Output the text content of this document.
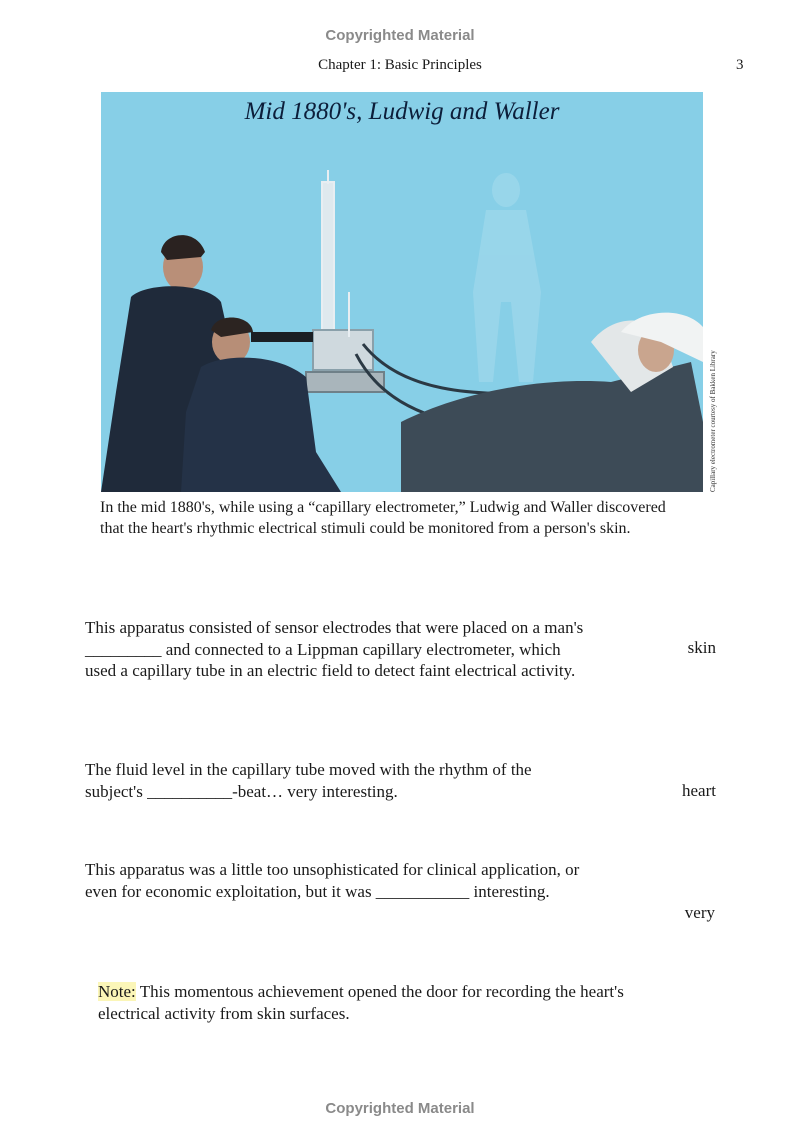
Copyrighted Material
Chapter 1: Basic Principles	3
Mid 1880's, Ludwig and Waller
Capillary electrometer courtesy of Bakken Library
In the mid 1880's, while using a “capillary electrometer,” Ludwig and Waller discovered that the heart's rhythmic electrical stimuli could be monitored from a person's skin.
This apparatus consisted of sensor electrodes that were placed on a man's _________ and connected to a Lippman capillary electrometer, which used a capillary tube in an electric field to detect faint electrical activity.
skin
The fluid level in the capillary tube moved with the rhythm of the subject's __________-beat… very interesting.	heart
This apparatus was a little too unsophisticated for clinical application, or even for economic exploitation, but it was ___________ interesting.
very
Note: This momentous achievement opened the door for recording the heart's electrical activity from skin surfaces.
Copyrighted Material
◆ ◆ ◆ ◆ ◆ ◆ ◆
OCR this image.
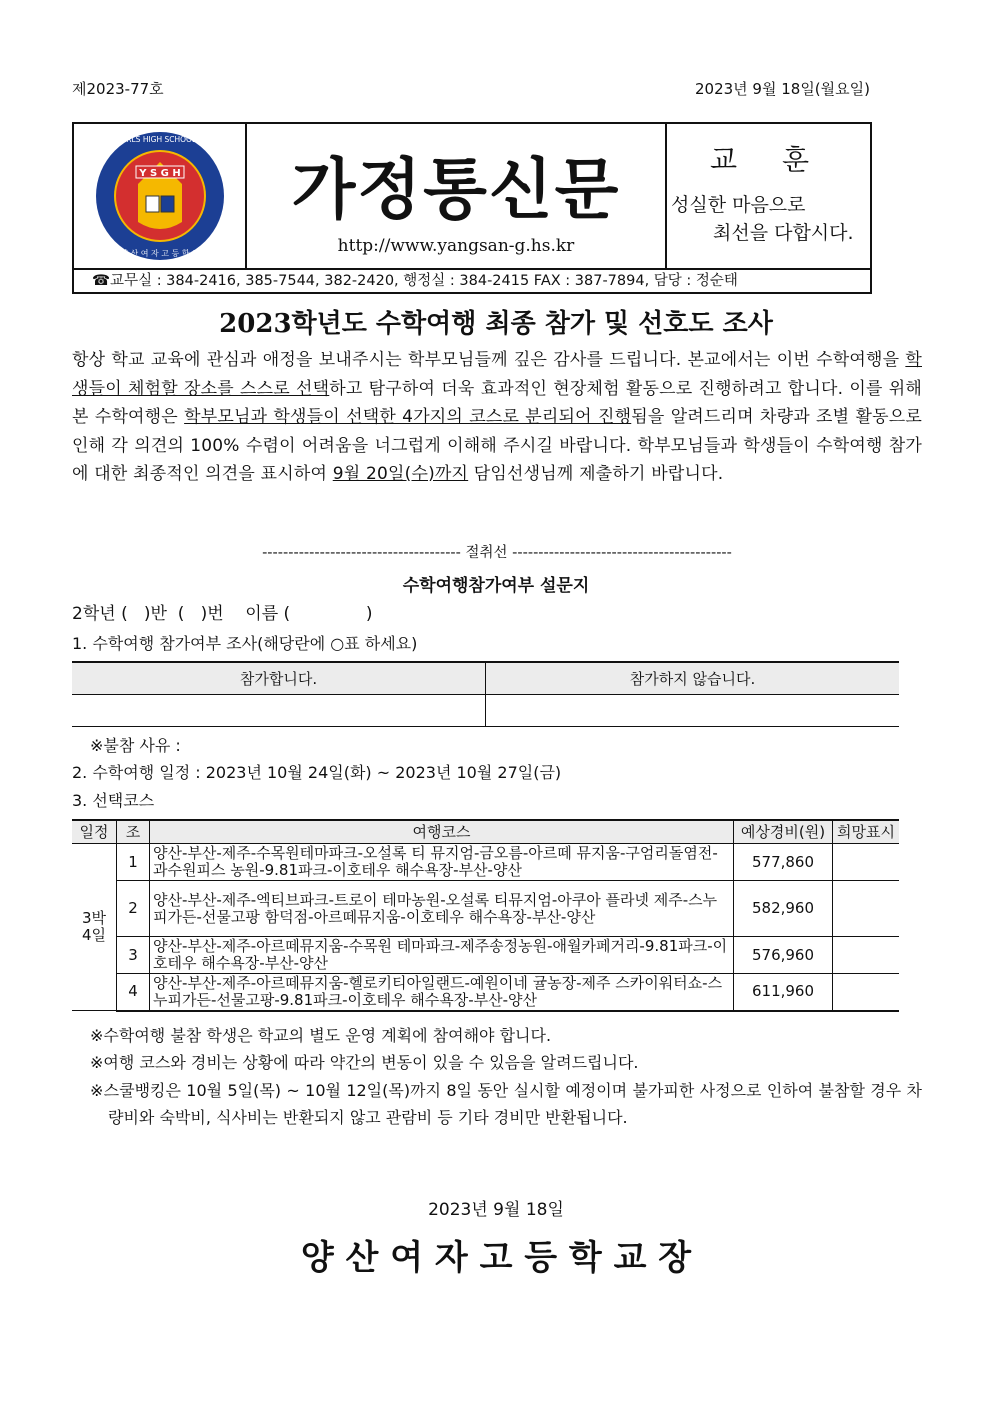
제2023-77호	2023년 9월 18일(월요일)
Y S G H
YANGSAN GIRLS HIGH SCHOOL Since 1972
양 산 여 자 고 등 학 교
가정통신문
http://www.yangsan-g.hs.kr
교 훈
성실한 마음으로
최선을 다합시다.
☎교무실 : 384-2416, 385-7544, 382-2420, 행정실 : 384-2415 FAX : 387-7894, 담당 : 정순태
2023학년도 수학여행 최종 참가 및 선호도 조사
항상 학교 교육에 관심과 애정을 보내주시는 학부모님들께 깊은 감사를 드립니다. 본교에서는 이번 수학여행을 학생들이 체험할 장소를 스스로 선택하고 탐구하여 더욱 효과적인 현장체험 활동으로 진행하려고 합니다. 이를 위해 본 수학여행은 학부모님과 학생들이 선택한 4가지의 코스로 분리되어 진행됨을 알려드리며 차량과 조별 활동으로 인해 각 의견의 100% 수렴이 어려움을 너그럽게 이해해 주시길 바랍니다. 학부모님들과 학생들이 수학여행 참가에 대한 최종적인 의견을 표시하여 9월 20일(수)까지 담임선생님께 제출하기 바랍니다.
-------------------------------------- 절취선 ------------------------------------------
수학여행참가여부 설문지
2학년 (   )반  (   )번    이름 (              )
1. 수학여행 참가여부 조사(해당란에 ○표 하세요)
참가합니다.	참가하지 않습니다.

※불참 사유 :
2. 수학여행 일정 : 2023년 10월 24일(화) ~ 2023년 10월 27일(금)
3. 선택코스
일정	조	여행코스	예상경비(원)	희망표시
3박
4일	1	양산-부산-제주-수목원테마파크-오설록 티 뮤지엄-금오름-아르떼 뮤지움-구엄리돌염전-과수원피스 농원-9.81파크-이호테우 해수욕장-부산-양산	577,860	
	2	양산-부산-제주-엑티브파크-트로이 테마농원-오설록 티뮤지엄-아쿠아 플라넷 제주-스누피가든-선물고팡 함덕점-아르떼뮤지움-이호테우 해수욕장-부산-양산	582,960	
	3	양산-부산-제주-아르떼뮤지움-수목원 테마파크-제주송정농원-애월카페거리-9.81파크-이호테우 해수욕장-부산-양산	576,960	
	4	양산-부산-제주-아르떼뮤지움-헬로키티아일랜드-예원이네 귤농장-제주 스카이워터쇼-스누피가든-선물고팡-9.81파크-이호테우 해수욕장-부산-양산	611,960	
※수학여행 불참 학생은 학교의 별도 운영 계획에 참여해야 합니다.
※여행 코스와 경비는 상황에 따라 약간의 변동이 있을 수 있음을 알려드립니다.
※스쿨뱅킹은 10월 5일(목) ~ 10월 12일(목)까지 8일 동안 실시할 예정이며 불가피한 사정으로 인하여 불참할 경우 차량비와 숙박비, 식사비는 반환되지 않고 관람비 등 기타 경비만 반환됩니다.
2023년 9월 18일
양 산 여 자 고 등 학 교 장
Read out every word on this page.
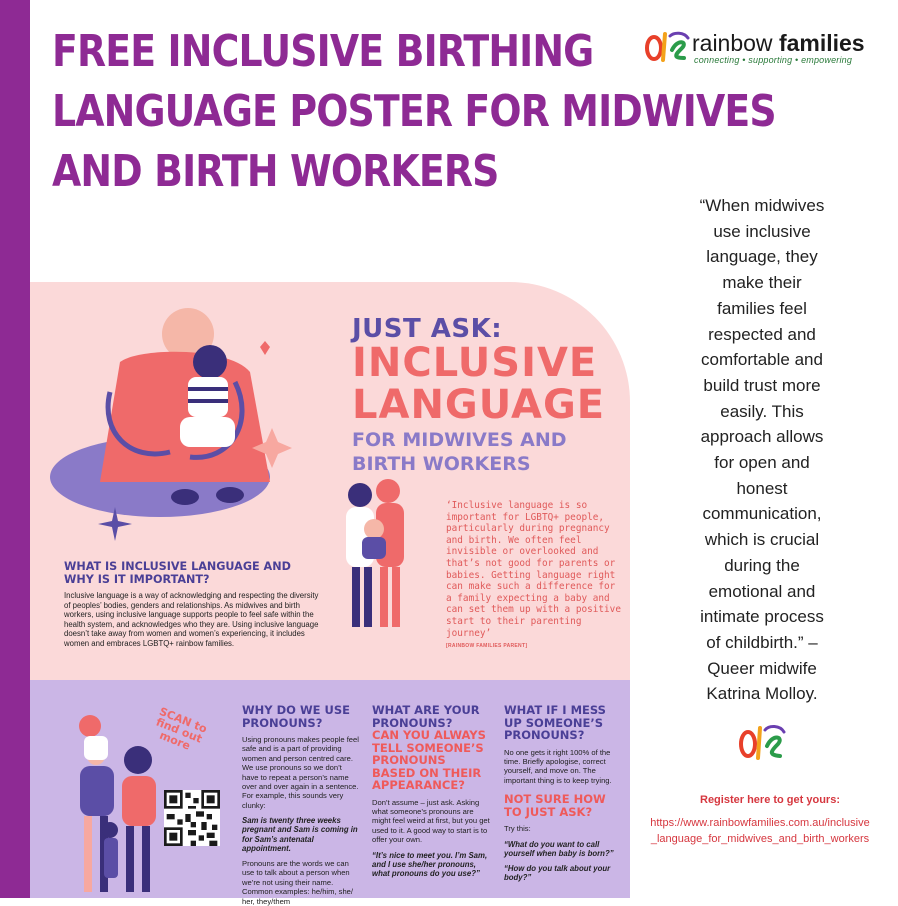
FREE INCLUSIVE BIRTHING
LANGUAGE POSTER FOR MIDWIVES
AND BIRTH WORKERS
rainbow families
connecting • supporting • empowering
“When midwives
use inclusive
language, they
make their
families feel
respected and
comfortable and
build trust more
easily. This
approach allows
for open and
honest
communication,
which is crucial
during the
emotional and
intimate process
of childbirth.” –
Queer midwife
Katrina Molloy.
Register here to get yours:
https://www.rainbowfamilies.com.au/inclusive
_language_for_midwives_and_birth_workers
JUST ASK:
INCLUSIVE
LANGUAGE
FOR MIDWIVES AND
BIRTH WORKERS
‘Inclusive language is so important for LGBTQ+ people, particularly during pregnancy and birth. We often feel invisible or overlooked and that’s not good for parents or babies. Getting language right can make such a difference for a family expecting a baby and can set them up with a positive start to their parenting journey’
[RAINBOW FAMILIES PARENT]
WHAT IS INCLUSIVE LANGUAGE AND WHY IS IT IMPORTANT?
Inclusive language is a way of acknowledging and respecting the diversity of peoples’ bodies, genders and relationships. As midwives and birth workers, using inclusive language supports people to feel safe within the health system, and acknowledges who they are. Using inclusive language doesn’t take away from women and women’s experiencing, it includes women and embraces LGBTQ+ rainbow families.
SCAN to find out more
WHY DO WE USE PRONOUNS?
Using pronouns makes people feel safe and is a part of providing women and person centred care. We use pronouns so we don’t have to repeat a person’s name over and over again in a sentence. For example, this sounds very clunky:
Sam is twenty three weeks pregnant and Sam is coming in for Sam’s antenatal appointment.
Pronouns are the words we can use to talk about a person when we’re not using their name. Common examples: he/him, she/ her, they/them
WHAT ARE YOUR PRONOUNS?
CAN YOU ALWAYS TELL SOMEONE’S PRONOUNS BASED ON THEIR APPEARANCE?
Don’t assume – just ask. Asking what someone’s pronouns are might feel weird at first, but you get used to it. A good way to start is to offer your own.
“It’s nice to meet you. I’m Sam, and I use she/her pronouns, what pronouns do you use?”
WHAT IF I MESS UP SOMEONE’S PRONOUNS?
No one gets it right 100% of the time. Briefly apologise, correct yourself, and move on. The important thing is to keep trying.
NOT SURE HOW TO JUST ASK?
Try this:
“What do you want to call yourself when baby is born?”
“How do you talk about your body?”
◆ ◆ ◆ ◆ ◆ ◆ ◆
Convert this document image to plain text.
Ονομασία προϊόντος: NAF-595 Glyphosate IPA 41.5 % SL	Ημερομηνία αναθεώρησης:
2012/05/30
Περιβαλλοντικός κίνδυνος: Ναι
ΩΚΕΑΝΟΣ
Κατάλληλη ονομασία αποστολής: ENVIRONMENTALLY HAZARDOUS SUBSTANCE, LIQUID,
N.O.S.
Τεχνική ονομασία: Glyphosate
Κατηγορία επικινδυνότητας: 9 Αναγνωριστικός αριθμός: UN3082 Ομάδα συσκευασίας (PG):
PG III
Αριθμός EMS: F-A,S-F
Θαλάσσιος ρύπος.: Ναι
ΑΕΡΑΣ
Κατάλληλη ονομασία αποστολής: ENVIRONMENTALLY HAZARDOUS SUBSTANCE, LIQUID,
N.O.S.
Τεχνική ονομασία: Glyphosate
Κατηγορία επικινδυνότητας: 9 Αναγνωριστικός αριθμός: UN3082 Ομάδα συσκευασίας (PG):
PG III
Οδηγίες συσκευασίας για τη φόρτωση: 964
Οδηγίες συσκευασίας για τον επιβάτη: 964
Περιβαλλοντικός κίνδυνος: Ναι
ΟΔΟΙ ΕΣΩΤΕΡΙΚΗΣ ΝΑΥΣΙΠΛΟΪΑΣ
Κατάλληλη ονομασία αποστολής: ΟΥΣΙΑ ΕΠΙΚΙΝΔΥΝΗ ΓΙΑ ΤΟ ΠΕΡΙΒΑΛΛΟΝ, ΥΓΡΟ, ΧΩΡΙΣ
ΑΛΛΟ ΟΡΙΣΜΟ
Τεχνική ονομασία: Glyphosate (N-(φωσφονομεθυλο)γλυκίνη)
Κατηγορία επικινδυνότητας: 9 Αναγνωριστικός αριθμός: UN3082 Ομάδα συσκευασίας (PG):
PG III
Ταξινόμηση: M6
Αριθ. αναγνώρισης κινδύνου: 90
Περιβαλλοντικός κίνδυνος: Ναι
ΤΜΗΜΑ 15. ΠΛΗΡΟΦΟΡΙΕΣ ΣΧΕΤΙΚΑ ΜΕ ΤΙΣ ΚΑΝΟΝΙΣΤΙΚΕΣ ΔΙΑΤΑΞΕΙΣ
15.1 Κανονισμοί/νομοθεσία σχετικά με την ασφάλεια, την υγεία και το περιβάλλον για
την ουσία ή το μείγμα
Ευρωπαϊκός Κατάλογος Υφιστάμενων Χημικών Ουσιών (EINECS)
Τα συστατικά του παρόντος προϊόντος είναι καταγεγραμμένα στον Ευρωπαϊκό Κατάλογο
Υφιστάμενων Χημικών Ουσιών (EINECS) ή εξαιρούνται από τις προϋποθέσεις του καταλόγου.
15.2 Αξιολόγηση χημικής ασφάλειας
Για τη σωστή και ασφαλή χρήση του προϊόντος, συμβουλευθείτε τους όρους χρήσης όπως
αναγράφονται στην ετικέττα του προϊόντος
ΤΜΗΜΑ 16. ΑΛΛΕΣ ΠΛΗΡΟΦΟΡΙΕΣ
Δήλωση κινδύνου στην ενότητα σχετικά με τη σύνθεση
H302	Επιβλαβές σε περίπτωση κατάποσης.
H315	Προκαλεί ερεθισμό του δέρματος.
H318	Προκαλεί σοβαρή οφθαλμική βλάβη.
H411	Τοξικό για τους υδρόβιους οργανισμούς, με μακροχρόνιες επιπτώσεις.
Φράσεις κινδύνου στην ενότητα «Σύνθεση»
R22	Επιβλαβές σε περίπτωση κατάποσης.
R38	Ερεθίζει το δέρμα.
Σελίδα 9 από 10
◆ ◆ ◆ ◆ ◆ ◆ ◆
Exercise requirements
Show, from the listing above, each line that contains the word "more".

Full solution
build trust more
SCAN to find out more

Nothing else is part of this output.